• _Objetivo 1_
Converta em uma lista JSON de strings, uma para cada linha e sem linhas em branco, o trecho da listagem que começa na linha que contém "y-tick-label: 1.13095 —" e termina na linha que contém "y-tick-label: 1.14295 — [1236, 90, 1273, 101]", incluindo as duas.

Encontrei um amigo que passou alguns meses no México. Ele comentou que me ouviu no Auto Papo (rádio), falando de uma operação de fiscalização da ANP na capital paulista.
Eram fiscais (acompanhados da polícia) que encontraram uma das maiores lambanças ao chegar num posto que estava sendo abastecido de gasolina por um caminhão-tanque.
Para começo de conversa, o posto tinha sua licença revogada e operava ilegalmente. Além disso, a gasolina do caminhão não continha uma gota sequer de álcool, necessariamente adicionado (em 27%) para que ela chegue à octanagem regulamentar. Pura, ela prejudica o desempenho e pode até provocar a quebra do motor caso este não tenha a salvaguarda do sensor de detonação.
E a “cereja do bolo”: o caminhão era roubado…
O amigo me contou, a propósito, ser inimaginável a audácia da máfia mexicana que controla a adulteração de gasolina e seu roubo em caminhões-tanques e até em oleodutos. É tão marcante no país que até ganhou nome: Huachicol.
Os mafiosos foram agora ainda mais ousados ao idealizarem uma variação sobre o Huachicol nos postos: tomar de assalto as cabines de pedágio nas principais rodovias federais.

(Registros de anotação de layout)

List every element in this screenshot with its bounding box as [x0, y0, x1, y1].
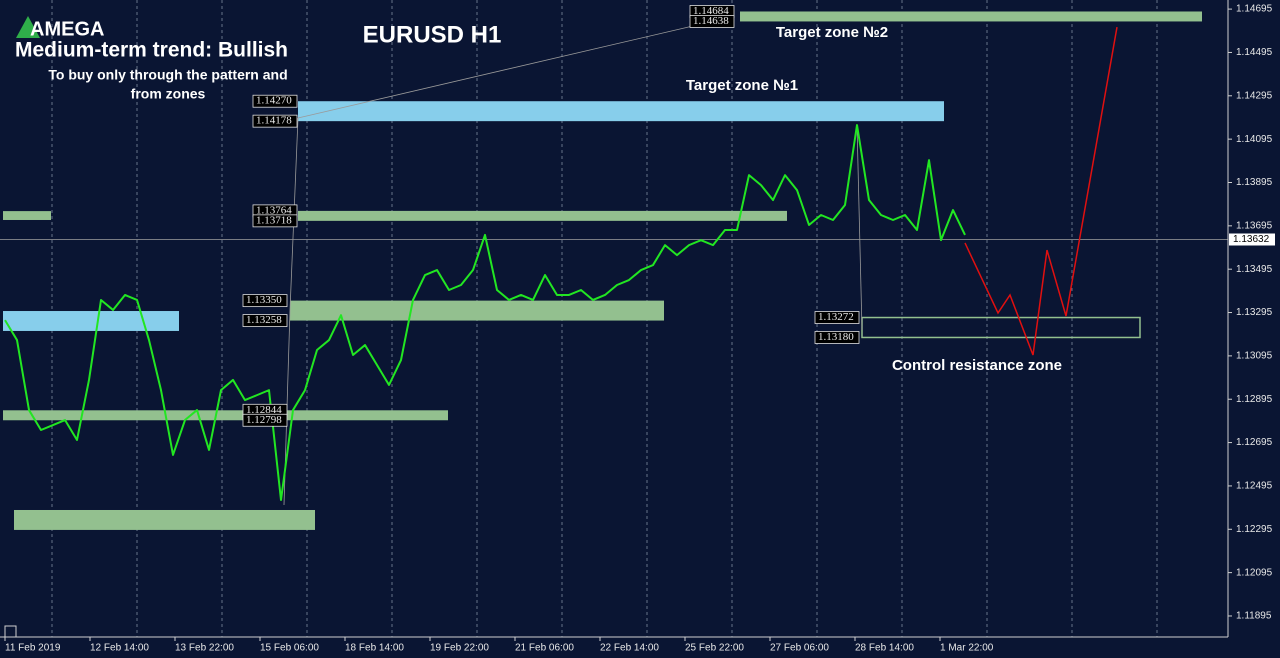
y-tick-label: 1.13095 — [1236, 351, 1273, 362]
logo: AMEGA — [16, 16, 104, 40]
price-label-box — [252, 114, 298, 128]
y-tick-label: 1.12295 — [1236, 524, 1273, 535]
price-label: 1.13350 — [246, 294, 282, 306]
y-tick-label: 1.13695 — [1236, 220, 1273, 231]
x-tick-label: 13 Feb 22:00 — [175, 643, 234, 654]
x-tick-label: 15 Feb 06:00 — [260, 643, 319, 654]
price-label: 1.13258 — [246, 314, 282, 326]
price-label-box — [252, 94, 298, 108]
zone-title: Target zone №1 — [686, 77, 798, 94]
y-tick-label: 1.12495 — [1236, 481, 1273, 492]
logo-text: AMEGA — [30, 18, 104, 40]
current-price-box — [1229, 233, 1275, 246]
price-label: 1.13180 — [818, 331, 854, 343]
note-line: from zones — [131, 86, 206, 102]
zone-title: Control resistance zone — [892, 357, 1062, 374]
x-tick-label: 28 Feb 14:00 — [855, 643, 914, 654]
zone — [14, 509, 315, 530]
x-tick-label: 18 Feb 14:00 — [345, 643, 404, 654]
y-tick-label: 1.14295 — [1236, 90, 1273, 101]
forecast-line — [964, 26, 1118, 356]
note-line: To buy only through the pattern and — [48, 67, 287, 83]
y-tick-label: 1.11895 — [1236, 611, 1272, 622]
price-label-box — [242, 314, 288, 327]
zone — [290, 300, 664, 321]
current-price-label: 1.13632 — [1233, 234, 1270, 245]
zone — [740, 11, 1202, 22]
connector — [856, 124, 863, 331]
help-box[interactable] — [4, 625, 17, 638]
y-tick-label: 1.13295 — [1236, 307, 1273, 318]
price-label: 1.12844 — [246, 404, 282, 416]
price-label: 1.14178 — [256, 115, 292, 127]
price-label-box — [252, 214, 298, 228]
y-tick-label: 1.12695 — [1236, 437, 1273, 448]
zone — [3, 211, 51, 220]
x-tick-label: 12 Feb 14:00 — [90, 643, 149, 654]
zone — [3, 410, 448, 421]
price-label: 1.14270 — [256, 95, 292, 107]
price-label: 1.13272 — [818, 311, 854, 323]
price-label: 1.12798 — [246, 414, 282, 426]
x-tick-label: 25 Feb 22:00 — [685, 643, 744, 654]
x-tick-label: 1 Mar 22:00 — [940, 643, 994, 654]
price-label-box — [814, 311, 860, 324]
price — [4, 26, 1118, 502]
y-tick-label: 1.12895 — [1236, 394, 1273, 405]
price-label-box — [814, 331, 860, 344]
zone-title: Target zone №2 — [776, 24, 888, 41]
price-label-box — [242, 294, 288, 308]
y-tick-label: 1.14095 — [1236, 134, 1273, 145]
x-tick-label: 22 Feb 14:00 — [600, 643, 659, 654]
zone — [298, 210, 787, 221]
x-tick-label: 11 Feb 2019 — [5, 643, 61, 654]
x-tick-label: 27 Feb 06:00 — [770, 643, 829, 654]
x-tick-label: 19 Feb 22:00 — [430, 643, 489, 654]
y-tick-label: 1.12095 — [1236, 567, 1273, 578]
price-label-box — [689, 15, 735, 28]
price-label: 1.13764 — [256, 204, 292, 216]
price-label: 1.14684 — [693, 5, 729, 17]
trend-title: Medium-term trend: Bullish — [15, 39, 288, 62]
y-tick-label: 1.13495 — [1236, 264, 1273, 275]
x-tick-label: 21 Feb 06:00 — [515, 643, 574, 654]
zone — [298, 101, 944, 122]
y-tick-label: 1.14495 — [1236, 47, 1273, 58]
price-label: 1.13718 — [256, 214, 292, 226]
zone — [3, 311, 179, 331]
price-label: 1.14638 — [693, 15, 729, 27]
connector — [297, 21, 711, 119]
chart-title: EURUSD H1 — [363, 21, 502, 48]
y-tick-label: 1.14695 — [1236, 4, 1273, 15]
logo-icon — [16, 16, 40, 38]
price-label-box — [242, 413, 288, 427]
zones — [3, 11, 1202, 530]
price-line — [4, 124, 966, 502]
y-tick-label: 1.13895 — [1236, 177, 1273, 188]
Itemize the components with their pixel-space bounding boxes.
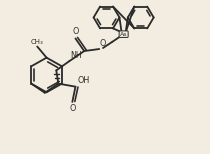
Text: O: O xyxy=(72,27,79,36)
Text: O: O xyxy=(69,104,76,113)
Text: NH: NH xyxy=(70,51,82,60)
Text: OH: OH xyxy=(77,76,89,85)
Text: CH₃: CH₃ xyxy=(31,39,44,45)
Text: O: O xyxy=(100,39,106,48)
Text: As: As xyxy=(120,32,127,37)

• _Objetivo 2_
Diga se cada afirmação abaixo está de acordo com o texto sobre a gasolina adulterada, respondendo sim ou não e citando literalmente as palavras do texto que decidem a questão: (a) o posto fiscalizado funcionava com licença válida; (b) a gasolina do caminhão-tanque não tinha álcool; (c) o caminhão-tanque era roubado.

• _Resultado da tarefa 1_
[
  "y-tick-label: 1.13095 — [1236, 351, 1273, 362]",
  "logo: AMEGA — [16, 16, 104, 40]",
  "price-label-box — [252, 114, 298, 128]",
  "y-tick-label: 1.12295 — [1236, 524, 1273, 535]",
  "price-label: 1.13350 — [246, 294, 282, 306]",
  "y-tick-label: 1.13695 — [1236, 220, 1273, 231]",
  "x-tick-label: 13 Feb 22:00 — [175, 643, 234, 654]",
  "x-tick-label: 15 Feb 06:00 — [260, 643, 319, 654]",
  "price-label: 1.13258 — [246, 314, 282, 326]",
  "price-label-box — [252, 94, 298, 108]",
  "zone-title: Target zone №1 — [686, 77, 798, 94]",
  "y-tick-label: 1.12495 — [1236, 481, 1273, 492]",
  "logo-text: AMEGA — [30, 18, 104, 40]",
  "current-price-box — [1229, 233, 1275, 246]",
  "price-label: 1.13180 — [818, 331, 854, 343]",
  "note-line: from zones — [131, 86, 206, 102]",
  "zone-title: Control resistance zone — [892, 357, 1062, 374]",
  "x-tick-label: 28 Feb 14:00 — [855, 643, 914, 654]",
  "zone — [14, 509, 315, 530]",
  "x-tick-label: 18 Feb 14:00 — [345, 643, 404, 654]",
  "y-tick-label: 1.14295 — [1236, 90, 1273, 101]"
]

• _Resultado da tarefa 2_
(a) Não: "o posto tinha sua licença revogada e operava ilegalmente".
(b) Sim: "a gasolina do caminhão não continha uma gota sequer de álcool".
(c) Sim: "o caminhão era roubado".